** Requirements **
Find the lines holding the word "from" and collect them.

** Stored records **
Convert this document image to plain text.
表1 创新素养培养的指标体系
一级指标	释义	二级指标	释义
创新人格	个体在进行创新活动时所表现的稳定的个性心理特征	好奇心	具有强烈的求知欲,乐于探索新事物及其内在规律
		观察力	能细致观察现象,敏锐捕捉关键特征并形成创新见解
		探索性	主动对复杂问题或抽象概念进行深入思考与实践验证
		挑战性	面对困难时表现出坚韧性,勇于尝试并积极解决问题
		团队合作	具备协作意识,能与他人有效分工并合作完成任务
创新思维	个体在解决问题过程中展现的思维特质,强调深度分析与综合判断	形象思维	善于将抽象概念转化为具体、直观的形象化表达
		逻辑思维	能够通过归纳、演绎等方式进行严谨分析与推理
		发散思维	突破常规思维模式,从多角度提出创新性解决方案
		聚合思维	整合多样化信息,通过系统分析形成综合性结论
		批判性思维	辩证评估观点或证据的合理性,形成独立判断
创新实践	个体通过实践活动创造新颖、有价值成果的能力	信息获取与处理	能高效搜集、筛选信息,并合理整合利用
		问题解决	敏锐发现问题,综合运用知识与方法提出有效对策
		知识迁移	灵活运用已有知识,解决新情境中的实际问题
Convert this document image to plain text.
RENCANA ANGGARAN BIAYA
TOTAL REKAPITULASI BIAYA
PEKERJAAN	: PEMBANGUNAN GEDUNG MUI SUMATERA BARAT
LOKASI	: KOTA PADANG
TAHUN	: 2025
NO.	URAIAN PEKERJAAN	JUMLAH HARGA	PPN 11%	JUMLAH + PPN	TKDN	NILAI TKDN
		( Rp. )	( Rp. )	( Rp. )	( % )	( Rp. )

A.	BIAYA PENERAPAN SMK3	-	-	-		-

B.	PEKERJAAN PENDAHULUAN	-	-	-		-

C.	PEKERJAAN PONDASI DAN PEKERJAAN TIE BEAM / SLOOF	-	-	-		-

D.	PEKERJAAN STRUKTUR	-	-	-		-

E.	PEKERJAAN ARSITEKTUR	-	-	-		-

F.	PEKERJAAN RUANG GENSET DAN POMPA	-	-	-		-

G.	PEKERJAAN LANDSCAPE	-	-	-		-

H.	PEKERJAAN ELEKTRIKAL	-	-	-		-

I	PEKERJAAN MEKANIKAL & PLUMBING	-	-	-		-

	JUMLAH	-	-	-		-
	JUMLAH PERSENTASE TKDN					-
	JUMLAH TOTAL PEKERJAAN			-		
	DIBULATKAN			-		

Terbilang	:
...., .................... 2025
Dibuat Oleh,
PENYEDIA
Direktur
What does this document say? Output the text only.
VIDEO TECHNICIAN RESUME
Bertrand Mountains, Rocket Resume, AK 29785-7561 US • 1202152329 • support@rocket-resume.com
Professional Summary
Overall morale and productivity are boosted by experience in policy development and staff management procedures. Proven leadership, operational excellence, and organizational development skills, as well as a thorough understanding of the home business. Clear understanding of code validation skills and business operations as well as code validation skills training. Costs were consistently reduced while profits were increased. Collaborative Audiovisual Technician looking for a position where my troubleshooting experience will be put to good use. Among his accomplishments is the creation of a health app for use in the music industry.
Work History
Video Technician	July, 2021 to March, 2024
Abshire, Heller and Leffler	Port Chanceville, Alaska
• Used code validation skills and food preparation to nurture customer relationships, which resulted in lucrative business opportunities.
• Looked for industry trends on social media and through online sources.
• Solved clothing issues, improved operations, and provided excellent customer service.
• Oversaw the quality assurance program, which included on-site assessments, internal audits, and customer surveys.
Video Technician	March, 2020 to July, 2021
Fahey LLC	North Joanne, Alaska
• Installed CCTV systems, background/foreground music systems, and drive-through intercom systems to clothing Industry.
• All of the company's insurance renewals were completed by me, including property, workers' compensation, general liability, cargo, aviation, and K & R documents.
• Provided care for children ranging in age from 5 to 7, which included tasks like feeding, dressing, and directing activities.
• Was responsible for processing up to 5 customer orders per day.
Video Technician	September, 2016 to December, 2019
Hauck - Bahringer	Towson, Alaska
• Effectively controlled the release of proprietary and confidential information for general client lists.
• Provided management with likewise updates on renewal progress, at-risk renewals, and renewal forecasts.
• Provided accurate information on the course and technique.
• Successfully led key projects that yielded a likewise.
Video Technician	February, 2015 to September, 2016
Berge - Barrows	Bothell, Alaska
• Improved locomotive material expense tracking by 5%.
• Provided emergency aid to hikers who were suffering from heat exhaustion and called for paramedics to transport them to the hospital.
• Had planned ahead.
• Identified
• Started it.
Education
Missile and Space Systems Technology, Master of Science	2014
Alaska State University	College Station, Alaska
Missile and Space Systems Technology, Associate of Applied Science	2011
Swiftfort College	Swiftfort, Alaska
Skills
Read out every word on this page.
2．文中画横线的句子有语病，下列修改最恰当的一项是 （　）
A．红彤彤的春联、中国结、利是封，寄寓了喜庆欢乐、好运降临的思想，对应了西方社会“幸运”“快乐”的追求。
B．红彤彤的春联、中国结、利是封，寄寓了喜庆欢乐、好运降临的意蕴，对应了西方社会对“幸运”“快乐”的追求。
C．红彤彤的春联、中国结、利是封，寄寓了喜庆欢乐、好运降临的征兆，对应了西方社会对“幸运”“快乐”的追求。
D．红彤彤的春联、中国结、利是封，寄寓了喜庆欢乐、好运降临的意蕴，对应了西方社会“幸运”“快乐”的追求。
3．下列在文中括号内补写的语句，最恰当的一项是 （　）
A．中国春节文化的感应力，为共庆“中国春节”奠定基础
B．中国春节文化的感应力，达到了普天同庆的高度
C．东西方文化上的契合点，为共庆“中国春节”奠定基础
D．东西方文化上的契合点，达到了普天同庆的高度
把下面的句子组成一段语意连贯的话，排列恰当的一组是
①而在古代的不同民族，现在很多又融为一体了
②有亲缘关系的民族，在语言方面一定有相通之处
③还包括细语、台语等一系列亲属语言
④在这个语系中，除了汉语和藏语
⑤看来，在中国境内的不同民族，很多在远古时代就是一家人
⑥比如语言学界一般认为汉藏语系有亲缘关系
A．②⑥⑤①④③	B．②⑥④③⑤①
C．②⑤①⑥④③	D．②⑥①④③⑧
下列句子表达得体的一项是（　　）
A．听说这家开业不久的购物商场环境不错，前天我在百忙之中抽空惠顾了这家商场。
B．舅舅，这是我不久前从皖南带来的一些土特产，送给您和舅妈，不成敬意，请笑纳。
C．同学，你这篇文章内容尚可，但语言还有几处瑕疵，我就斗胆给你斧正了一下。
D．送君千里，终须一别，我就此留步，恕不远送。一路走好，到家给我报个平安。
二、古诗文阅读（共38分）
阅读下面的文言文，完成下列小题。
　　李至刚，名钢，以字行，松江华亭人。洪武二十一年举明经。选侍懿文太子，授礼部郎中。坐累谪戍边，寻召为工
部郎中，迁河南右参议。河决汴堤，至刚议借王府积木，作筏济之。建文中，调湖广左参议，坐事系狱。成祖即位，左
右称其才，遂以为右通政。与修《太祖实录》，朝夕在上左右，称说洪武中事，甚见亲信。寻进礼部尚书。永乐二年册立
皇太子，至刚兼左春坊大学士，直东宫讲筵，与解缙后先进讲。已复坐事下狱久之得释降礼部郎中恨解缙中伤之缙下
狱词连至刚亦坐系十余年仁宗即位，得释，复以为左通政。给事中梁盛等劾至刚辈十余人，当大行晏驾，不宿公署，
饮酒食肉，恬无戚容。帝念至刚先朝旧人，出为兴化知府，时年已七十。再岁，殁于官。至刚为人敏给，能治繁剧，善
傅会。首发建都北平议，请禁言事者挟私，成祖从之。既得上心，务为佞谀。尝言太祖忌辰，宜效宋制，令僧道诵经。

** The solution **
• Provided care for children ranging in age from 5 to 7, which included tasks like feeding, dressing, and directing activities.
• Provided emergency aid to hikers who were suffering from heat exhaustion and called for paramedics to transport them to the hospital.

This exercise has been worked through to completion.